++++ EXCERPTED RECORDS

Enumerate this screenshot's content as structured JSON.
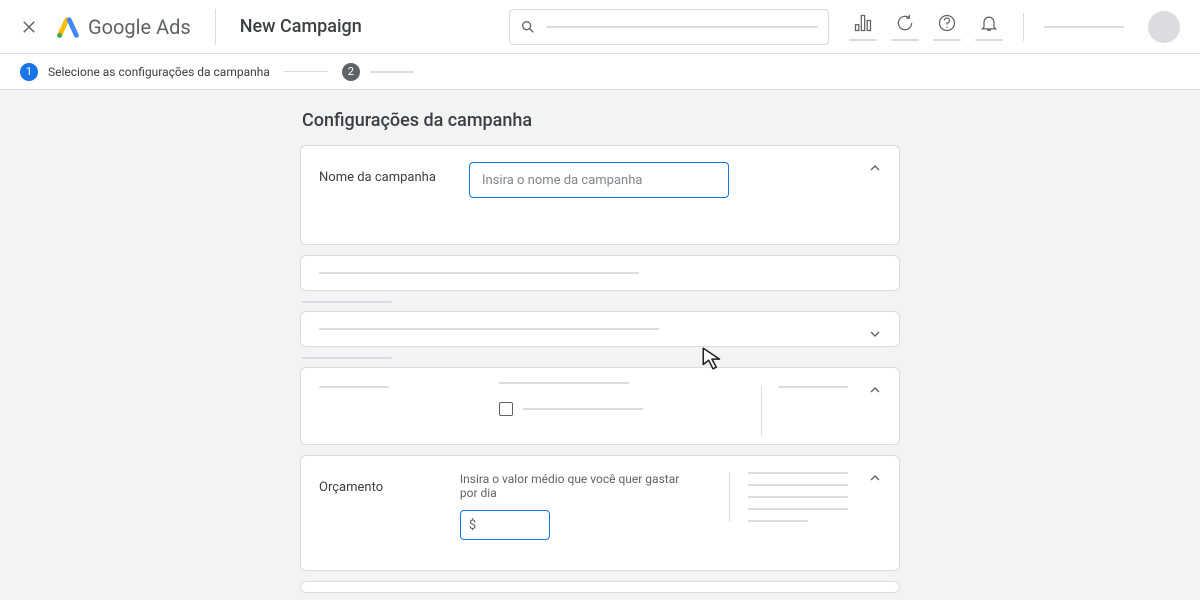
{
  "header": {
    "logo_text": "Google Ads",
    "page_title": "New Campaign"
  },
  "stepper": {
    "step1": {
      "num": "1",
      "label": "Selecione as configurações da campanha"
    },
    "step2": {
      "num": "2"
    }
  },
  "section_title": "Configurações da campanha",
  "campaign_name": {
    "label": "Nome da campanha",
    "placeholder": "Insira o nome da campanha",
    "value": ""
  },
  "budget": {
    "label": "Orçamento",
    "description": "Insira o valor médio que você quer gastar por dia",
    "currency": "$",
    "value": ""
  }
}
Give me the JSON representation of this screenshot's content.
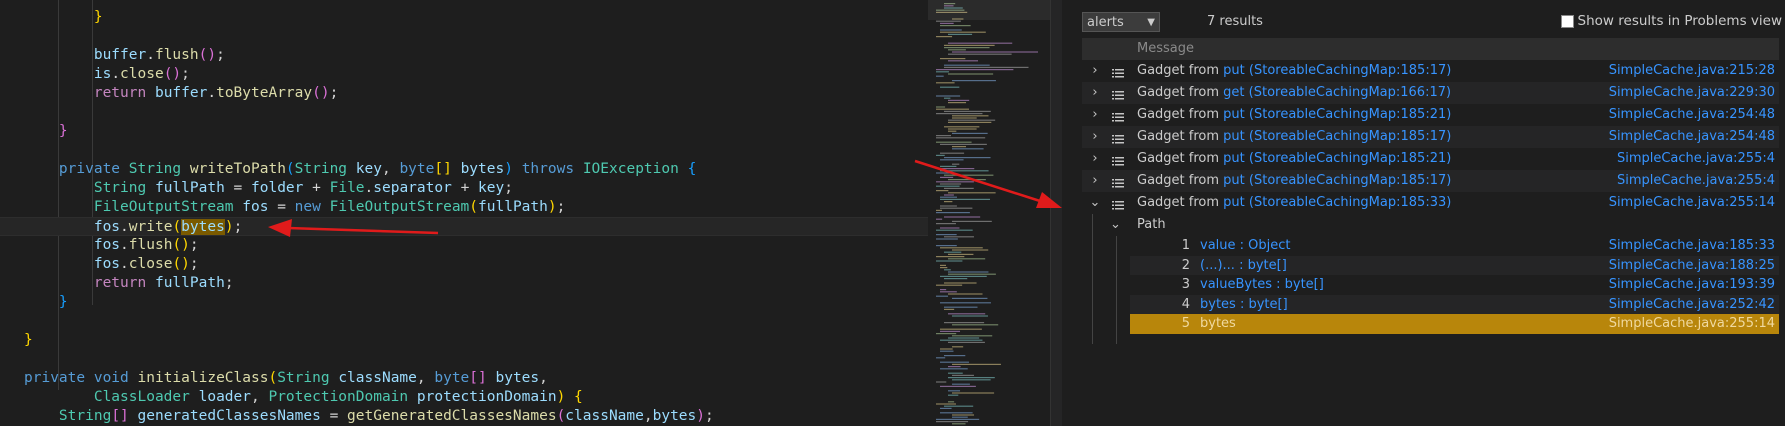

++++++++

• [STATED TASK]:
Each entry gets copied exactly; the pictures stay out.

• [FULL RESPONSE]:
Enumerate this screenshot's content as structured JSON.
{
  "header": {
    "logo_text": "Google Ads",
    "page_title": "New Campaign"
  },
  "stepper": {
    "step1": {
      "num": "1",
      "label": "Selecione as configurações da campanha"
    },
    "step2": {
      "num": "2"
    }
  },
  "section_title": "Configurações da campanha",
  "campaign_name": {
    "label": "Nome da campanha",
    "placeholder": "Insira o nome da campanha",
    "value": ""
  },
  "budget": {
    "label": "Orçamento",
    "description": "Insira o valor médio que você quer gastar por dia",
    "currency": "$",
    "value": ""
  }
}
Give me the JSON representation of this screenshot's content.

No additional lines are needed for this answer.